CONSIGNE 1 => Mettez à jour le texte sur l'industrie musicale : reprenez tout le passage depuis "Tout à fait, finalement" jusqu'à "sur ce phénomène." en remplaçant "phénomène" par "mouvement".
╭─ EXTRAIT DU TEXTE
Présentation de l'intervenant :
Jean PELLETIER, né le 11 juin 1 952, ancien
élève de l'institut d'études politiques de Paris et
titulaire d'une Maîtrise de Lettres à l'Université de
Nancy2. Enseignant à l'Université d'Évry Val d'Essonne au
département "Administration de la musique et du spectacle vivant",
Directeur des Relations Extérieures de l'ADAM I (Société
civile pour l'administration des droits des artistes et musiciens
interprètes).
Présentation du mémoire :
Je réalise un mémoire qui porte sur les
nouvelles pratiques de consommation des oeuvres culturelles en France. Les
modèles commerciaux qui régissent la situation de l'industrie
musicale sont manifestement en crise. Cette crise serait liée à
l'essor de nouvelles technologies et de l'Internet qui conduisent à
redéfinir les pratiques de diffusion et d'échanges des oeuvres
musicales. L'entrecroisement d'enjeux économiques, culturels,
idéologiques et politiques entraînerait des conflits entres les
différents acteurs de l'industrie musicale et son public. Tous ces
constats m'amènent à une première conclusion : Le
système est actuellement dans une impasse.
1 - Partagez vous ce constat ?
Tout à fait, finalement ce problème
dépasse de loin celui de la création, c'est un
phénomène de société qui découle d'un grand
nombre de convergences
liées aux technologiques numériques qui remettent
en question les pratiques sociales et culturelles.
2- Quelle est la position de l'ADAMI concernant les
initiatives législatives du gouvernement (DADVSI & HADOPI)
?
L'ADAMI a eu plusieurs visions sur ce phénomène.
Pendant le débat de la loi DADVSI, l'ADAMI et ses partenaires ont
proposé le concept de la « Licence Globale » (dont les bases
juridiques ont été élaborées à l'ADAMI) Par
la suite un partenariat s'est créé avec d'autres
sociétés et plus particulièrement l'alliance « Public
Artiste ». Si l'amendement de la « Licence Globale » avait
été retenu à l'époque, au regard du nombre
d'abonnements ADSL aujourd'hui, cela représenterait 1,4 milliards
d'euros par an ! En ne voulant pas adapter le code de la
propriété intellectuelle, la filière de l'industrie
musicale dont le chiffre d'affaire annuel est d'environ 600 millions d'euros,
est passée à côté d'une formidable occasion de
compenser ses pertes...
╰─
╭─ LISTE
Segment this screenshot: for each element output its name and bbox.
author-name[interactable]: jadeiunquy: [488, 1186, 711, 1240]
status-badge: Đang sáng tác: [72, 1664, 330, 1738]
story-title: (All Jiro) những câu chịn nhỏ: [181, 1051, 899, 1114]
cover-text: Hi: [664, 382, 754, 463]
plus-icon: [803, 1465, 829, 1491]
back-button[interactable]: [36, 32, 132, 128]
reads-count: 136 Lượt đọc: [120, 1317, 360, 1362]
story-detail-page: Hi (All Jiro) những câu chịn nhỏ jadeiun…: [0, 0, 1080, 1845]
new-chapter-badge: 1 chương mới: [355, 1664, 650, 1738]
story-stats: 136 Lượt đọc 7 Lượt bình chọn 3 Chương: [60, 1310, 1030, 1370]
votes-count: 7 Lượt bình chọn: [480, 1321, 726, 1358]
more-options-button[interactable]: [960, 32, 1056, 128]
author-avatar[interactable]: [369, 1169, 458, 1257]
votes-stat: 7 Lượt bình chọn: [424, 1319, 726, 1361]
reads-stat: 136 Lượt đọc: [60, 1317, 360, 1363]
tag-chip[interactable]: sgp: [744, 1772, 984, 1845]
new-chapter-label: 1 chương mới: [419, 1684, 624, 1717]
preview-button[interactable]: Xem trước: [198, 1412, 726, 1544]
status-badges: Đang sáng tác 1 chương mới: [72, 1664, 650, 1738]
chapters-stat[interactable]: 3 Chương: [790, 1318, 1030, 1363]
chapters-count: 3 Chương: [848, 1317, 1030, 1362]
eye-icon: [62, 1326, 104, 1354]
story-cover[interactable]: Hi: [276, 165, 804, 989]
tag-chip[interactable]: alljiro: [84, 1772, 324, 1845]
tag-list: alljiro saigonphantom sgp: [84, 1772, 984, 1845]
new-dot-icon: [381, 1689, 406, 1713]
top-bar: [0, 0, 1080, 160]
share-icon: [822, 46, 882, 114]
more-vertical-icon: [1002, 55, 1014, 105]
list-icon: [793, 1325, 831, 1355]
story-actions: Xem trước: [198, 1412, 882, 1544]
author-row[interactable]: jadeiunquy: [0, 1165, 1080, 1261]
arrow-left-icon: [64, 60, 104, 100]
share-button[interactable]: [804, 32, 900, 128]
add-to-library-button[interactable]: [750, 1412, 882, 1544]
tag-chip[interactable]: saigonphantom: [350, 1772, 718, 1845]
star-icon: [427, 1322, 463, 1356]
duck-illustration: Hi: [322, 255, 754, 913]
╰─
CONSIGNE 2 => Recopiez la liste à l'identique, de son tout début jusqu'à la ligne qui contient "new-chapter-label: 1 chương", celle-ci comprise.

RÉPONSE COMPLÈTE 1 =>
Tout à fait, finalement ce problème
dépasse de loin celui de la création, c'est un
mouvement de société qui découle d'un grand
nombre de convergences
liées aux technologiques numériques qui remettent
en question les pratiques sociales et culturelles.
2- Quelle est la position de l'ADAMI concernant les
initiatives législatives du gouvernement (DADVSI & HADOPI)
?
L'ADAMI a eu plusieurs visions sur ce mouvement.

RÉPONSE COMPLÈTE 2 =>
Segment this screenshot: for each element output its name and bbox.
author-name[interactable]: jadeiunquy: [488, 1186, 711, 1240]
status-badge: Đang sáng tác: [72, 1664, 330, 1738]
story-title: (All Jiro) những câu chịn nhỏ: [181, 1051, 899, 1114]
cover-text: Hi: [664, 382, 754, 463]
plus-icon: [803, 1465, 829, 1491]
back-button[interactable]: [36, 32, 132, 128]
reads-count: 136 Lượt đọc: [120, 1317, 360, 1362]
story-detail-page: Hi (All Jiro) những câu chịn nhỏ jadeiun…: [0, 0, 1080, 1845]
new-chapter-badge: 1 chương mới: [355, 1664, 650, 1738]
story-stats: 136 Lượt đọc 7 Lượt bình chọn 3 Chương: [60, 1310, 1030, 1370]
votes-count: 7 Lượt bình chọn: [480, 1321, 726, 1358]
more-options-button[interactable]: [960, 32, 1056, 128]
author-avatar[interactable]: [369, 1169, 458, 1257]
votes-stat: 7 Lượt bình chọn: [424, 1319, 726, 1361]
reads-stat: 136 Lượt đọc: [60, 1317, 360, 1363]
tag-chip[interactable]: sgp: [744, 1772, 984, 1845]
new-chapter-label: 1 chương mới: [419, 1684, 624, 1717]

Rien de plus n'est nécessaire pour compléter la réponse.